▸ STATED GOAL:
Make an exact copy of the data below, leaving out every picture.

▸ PROVIDED DATA:
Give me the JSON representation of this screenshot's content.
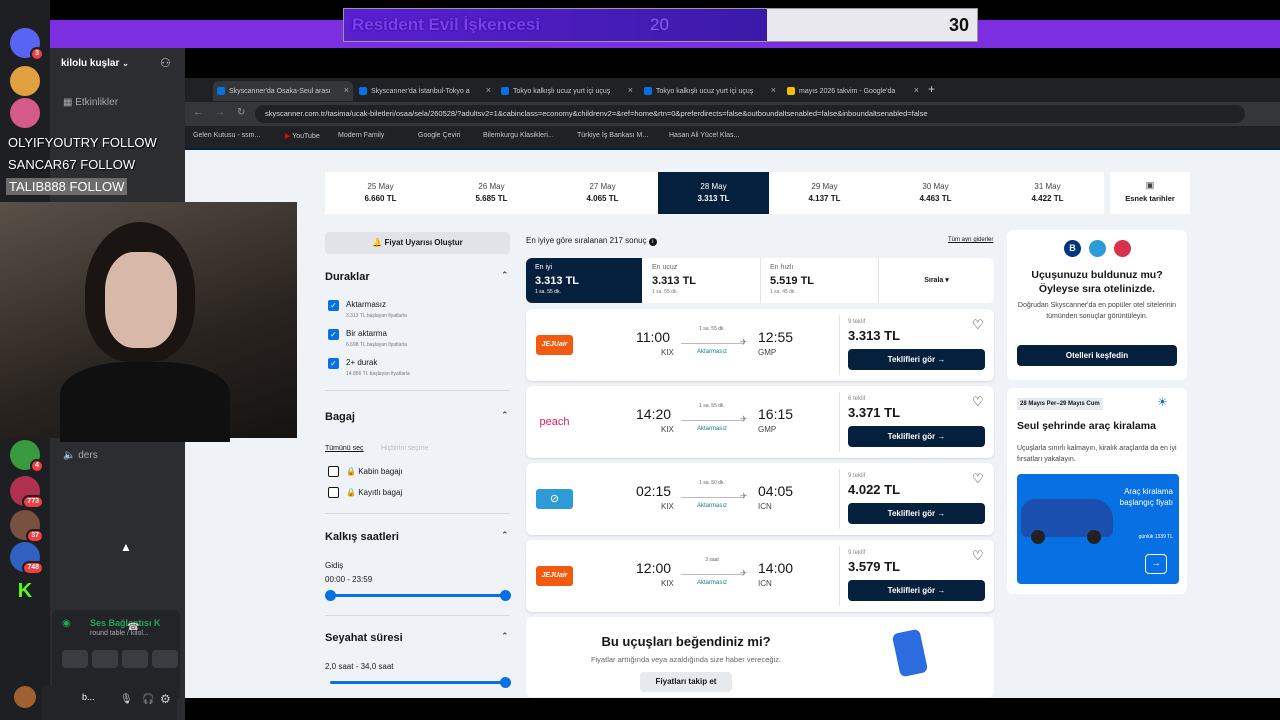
{
  "overlay": {
    "title": "Resident Evil İşkencesi",
    "left_score": "20",
    "right_score": "30",
    "left_fraction": 0.4
  },
  "discord": {
    "server_name": "kilolu kuşlar",
    "events_label": "Etkinlikler",
    "channel_voice": "ders",
    "follows": [
      "OLYIFYOUTRY  FOLLOW",
      "SANCAR67  FOLLOW",
      "TALIB888  FOLLOW"
    ],
    "badges": [
      "3",
      "4",
      "773",
      "37",
      "748"
    ],
    "voice_status": "Ses Bağlantısı K",
    "voice_sub": "round table / kilol...",
    "user_short": "b..."
  },
  "browser": {
    "tabs": [
      "Skyscanner'da Osaka-Seul arası",
      "Skyscanner'da İstanbul-Tokyo a",
      "Tokyo kalkışlı ucuz yurt içi uçuş",
      "Tokyo kalkışlı ucuz yurt içi uçuş",
      "mayıs 2026 takvim - Google'da"
    ],
    "url": "skyscanner.com.tr/tasima/ucak-biletleri/osaa/sela/260528/?adultsv2=1&cabinclass=economy&childrenv2=&ref=home&rtn=0&preferdirects=false&outboundaltsenabled=false&inboundaltsenabled=false",
    "bookmarks": [
      "Gelen Kutusu - ssm...",
      "YouTube",
      "Modern Family",
      "Google Çeviri",
      "Bilemkurgu Klasikleri...",
      "Türkiye İş Bankası M...",
      "Hasan Ali Yücel Klas..."
    ]
  },
  "dates": [
    {
      "day": "25 May",
      "price": "6.660 TL"
    },
    {
      "day": "26 May",
      "price": "5.685 TL"
    },
    {
      "day": "27 May",
      "price": "4.065 TL"
    },
    {
      "day": "28 May",
      "price": "3.313 TL"
    },
    {
      "day": "29 May",
      "price": "4.137 TL"
    },
    {
      "day": "30 May",
      "price": "4.463 TL"
    },
    {
      "day": "31 May",
      "price": "4.422 TL"
    }
  ],
  "flex_dates": "Esnek tarihler",
  "alert_button": "Fiyat Uyarısı Oluştur",
  "filters": {
    "stops_title": "Duraklar",
    "stops": [
      {
        "label": "Aktarmasız",
        "sub": "3.313 TL başlayan fiyatlarla"
      },
      {
        "label": "Bir aktarma",
        "sub": "6.698 TL başlayan fiyatlarla"
      },
      {
        "label": "2+ durak",
        "sub": "14.856 TL başlayan fiyatlarla"
      }
    ],
    "bag_title": "Bagaj",
    "select_all": "Tümünü seç",
    "clear_all": "Hiçbirini seçme",
    "bags": [
      "Kabin bagajı",
      "Kayıtlı bagaj"
    ],
    "dep_title": "Kalkış saatleri",
    "dep_sub": "Gidiş",
    "dep_range": "00:00 - 23:59",
    "dur_title": "Seyahat süresi",
    "dur_range": "2,0 saat - 34,0 saat"
  },
  "results_count": "En iyiye göre sıralanan 217 sonuç",
  "all_costs": "Tüm ayrı giderler",
  "sort_tabs": [
    {
      "label": "En iyi",
      "price": "3.313 TL",
      "sub": "1 sa. 55 dk."
    },
    {
      "label": "En ucuz",
      "price": "3.313 TL",
      "sub": "1 sa. 55 dk."
    },
    {
      "label": "En hızlı",
      "price": "5.519 TL",
      "sub": "1 sa. 45 dk."
    }
  ],
  "sort_label": "Sırala",
  "flights": [
    {
      "dep": "11:00",
      "dep_code": "KIX",
      "dur": "1 sa. 55 dk.",
      "stops": "Aktarmasız",
      "arr": "12:55",
      "arr_code": "GMP",
      "offers": "9 teklif",
      "price": "3.313 TL",
      "btn": "Teklifleri gör →",
      "airline": "jejuair"
    },
    {
      "dep": "14:20",
      "dep_code": "KIX",
      "dur": "1 sa. 55 dk.",
      "stops": "Aktarmasız",
      "arr": "16:15",
      "arr_code": "GMP",
      "offers": "6 teklif",
      "price": "3.371 TL",
      "btn": "Teklifleri gör →",
      "airline": "peach"
    },
    {
      "dep": "02:15",
      "dep_code": "KIX",
      "dur": "1 sa. 50 dk.",
      "stops": "Aktarmasız",
      "arr": "04:05",
      "arr_code": "ICN",
      "offers": "9 teklif",
      "price": "4.022 TL",
      "btn": "Teklifleri gör →",
      "airline": "other"
    },
    {
      "dep": "12:00",
      "dep_code": "KIX",
      "dur": "3 saat",
      "stops": "Aktarmasız",
      "arr": "14:00",
      "arr_code": "ICN",
      "offers": "9 teklif",
      "price": "3.579 TL",
      "btn": "Teklifleri gör →",
      "airline": "jejuair"
    }
  ],
  "airline_labels": {
    "jejuair": "JEJUair",
    "peach": "peach"
  },
  "like_box": {
    "title": "Bu uçuşları beğendiniz mi?",
    "sub": "Fiyatlar arttığında veya azaldığında size haber vereceğiz.",
    "btn": "Fiyatları takip et"
  },
  "hotel_ad": {
    "title": "Uçuşunuzu buldunuz mu? Öyleyse sıra otelinizde.",
    "sub": "Doğrudan Skyscanner'da en popüler otel sitelerinin tümünden sonuçlar görüntüleyin.",
    "btn": "Otelleri keşfedin"
  },
  "car_ad": {
    "dates": "28 Mayıs Per–29 Mayıs Cum",
    "title": "Seul şehrinde araç kiralama",
    "sub": "Uçuşlarla sınırlı kalmayın, kiralık araçlarda da en iyi fırsatları yakalayın.",
    "img_text": "Araç kiralama başlangıç fiyatı",
    "img_sub": "günlük 1339 TL"
  }
}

▸ CORRECT OUTPUT:
Give me the JSON representation of this screenshot's content.
{
  "overlay": {
    "title": "Resident Evil İşkencesi",
    "left_score": "20",
    "right_score": "30",
    "left_fraction": 0.4
  },
  "discord": {
    "server_name": "kilolu kuşlar",
    "events_label": "Etkinlikler",
    "channel_voice": "ders",
    "follows": [
      "OLYIFYOUTRY  FOLLOW",
      "SANCAR67  FOLLOW",
      "TALIB888  FOLLOW"
    ],
    "badges": [
      "3",
      "4",
      "773",
      "37",
      "748"
    ],
    "voice_status": "Ses Bağlantısı K",
    "voice_sub": "round table / kilol...",
    "user_short": "b..."
  },
  "browser": {
    "tabs": [
      "Skyscanner'da Osaka-Seul arası",
      "Skyscanner'da İstanbul-Tokyo a",
      "Tokyo kalkışlı ucuz yurt içi uçuş",
      "Tokyo kalkışlı ucuz yurt içi uçuş",
      "mayıs 2026 takvim - Google'da"
    ],
    "url": "skyscanner.com.tr/tasima/ucak-biletleri/osaa/sela/260528/?adultsv2=1&cabinclass=economy&childrenv2=&ref=home&rtn=0&preferdirects=false&outboundaltsenabled=false&inboundaltsenabled=false",
    "bookmarks": [
      "Gelen Kutusu - ssm...",
      "YouTube",
      "Modern Family",
      "Google Çeviri",
      "Bilemkurgu Klasikleri...",
      "Türkiye İş Bankası M...",
      "Hasan Ali Yücel Klas..."
    ]
  },
  "dates": [
    {
      "day": "25 May",
      "price": "6.660 TL"
    },
    {
      "day": "26 May",
      "price": "5.685 TL"
    },
    {
      "day": "27 May",
      "price": "4.065 TL"
    },
    {
      "day": "28 May",
      "price": "3.313 TL"
    },
    {
      "day": "29 May",
      "price": "4.137 TL"
    },
    {
      "day": "30 May",
      "price": "4.463 TL"
    },
    {
      "day": "31 May",
      "price": "4.422 TL"
    }
  ],
  "flex_dates": "Esnek tarihler",
  "alert_button": "Fiyat Uyarısı Oluştur",
  "filters": {
    "stops_title": "Duraklar",
    "stops": [
      {
        "label": "Aktarmasız",
        "sub": "3.313 TL başlayan fiyatlarla"
      },
      {
        "label": "Bir aktarma",
        "sub": "6.698 TL başlayan fiyatlarla"
      },
      {
        "label": "2+ durak",
        "sub": "14.856 TL başlayan fiyatlarla"
      }
    ],
    "bag_title": "Bagaj",
    "select_all": "Tümünü seç",
    "clear_all": "Hiçbirini seçme",
    "bags": [
      "Kabin bagajı",
      "Kayıtlı bagaj"
    ],
    "dep_title": "Kalkış saatleri",
    "dep_sub": "Gidiş",
    "dep_range": "00:00 - 23:59",
    "dur_title": "Seyahat süresi",
    "dur_range": "2,0 saat - 34,0 saat"
  },
  "results_count": "En iyiye göre sıralanan 217 sonuç",
  "all_costs": "Tüm ayrı giderler",
  "sort_tabs": [
    {
      "label": "En iyi",
      "price": "3.313 TL",
      "sub": "1 sa. 55 dk."
    },
    {
      "label": "En ucuz",
      "price": "3.313 TL",
      "sub": "1 sa. 55 dk."
    },
    {
      "label": "En hızlı",
      "price": "5.519 TL",
      "sub": "1 sa. 45 dk."
    }
  ],
  "sort_label": "Sırala",
  "flights": [
    {
      "dep": "11:00",
      "dep_code": "KIX",
      "dur": "1 sa. 55 dk.",
      "stops": "Aktarmasız",
      "arr": "12:55",
      "arr_code": "GMP",
      "offers": "9 teklif",
      "price": "3.313 TL",
      "btn": "Teklifleri gör →",
      "airline": "jejuair"
    },
    {
      "dep": "14:20",
      "dep_code": "KIX",
      "dur": "1 sa. 55 dk.",
      "stops": "Aktarmasız",
      "arr": "16:15",
      "arr_code": "GMP",
      "offers": "6 teklif",
      "price": "3.371 TL",
      "btn": "Teklifleri gör →",
      "airline": "peach"
    },
    {
      "dep": "02:15",
      "dep_code": "KIX",
      "dur": "1 sa. 50 dk.",
      "stops": "Aktarmasız",
      "arr": "04:05",
      "arr_code": "ICN",
      "offers": "9 teklif",
      "price": "4.022 TL",
      "btn": "Teklifleri gör →",
      "airline": "other"
    },
    {
      "dep": "12:00",
      "dep_code": "KIX",
      "dur": "3 saat",
      "stops": "Aktarmasız",
      "arr": "14:00",
      "arr_code": "ICN",
      "offers": "9 teklif",
      "price": "3.579 TL",
      "btn": "Teklifleri gör →",
      "airline": "jejuair"
    }
  ],
  "airline_labels": {
    "jejuair": "JEJUair",
    "peach": "peach"
  },
  "like_box": {
    "title": "Bu uçuşları beğendiniz mi?",
    "sub": "Fiyatlar arttığında veya azaldığında size haber vereceğiz.",
    "btn": "Fiyatları takip et"
  },
  "hotel_ad": {
    "title": "Uçuşunuzu buldunuz mu? Öyleyse sıra otelinizde.",
    "sub": "Doğrudan Skyscanner'da en popüler otel sitelerinin tümünden sonuçlar görüntüleyin.",
    "btn": "Otelleri keşfedin"
  },
  "car_ad": {
    "dates": "28 Mayıs Per–29 Mayıs Cum",
    "title": "Seul şehrinde araç kiralama",
    "sub": "Uçuşlarla sınırlı kalmayın, kiralık araçlarda da en iyi fırsatları yakalayın.",
    "img_text": "Araç kiralama başlangıç fiyatı",
    "img_sub": "günlük 1339 TL"
  }
}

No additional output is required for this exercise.